BEGIN DATASET ROWS

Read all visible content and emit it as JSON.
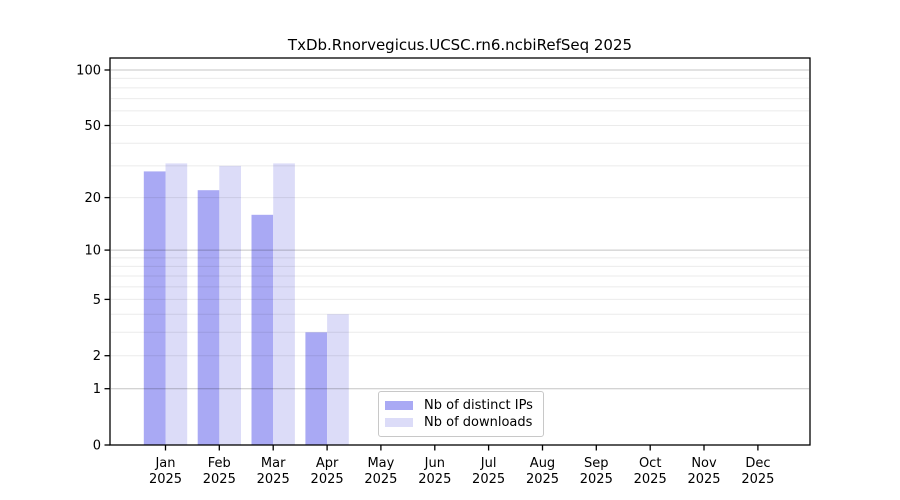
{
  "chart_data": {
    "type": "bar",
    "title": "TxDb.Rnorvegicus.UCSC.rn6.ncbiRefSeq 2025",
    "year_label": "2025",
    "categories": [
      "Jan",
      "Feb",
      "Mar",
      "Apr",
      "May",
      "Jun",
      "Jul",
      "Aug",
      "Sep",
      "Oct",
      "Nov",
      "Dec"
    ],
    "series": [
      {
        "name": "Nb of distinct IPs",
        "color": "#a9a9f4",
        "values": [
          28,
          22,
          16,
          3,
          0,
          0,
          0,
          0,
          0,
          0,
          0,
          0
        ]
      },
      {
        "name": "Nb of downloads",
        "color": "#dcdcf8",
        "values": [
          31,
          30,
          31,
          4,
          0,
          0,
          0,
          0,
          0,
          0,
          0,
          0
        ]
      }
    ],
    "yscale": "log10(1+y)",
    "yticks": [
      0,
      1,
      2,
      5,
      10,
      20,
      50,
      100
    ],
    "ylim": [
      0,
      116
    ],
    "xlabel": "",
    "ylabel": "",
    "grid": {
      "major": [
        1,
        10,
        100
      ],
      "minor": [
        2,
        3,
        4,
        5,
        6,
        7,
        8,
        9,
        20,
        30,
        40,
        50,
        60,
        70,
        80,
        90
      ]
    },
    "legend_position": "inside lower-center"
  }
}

END DATASET ROWS

_DIRECTION_
In the entries above, locate every line with the word "name" and copy it.

_EXERCISE RESPONSE_
        "name": "Nb of distinct IPs",
        "name": "Nb of downloads",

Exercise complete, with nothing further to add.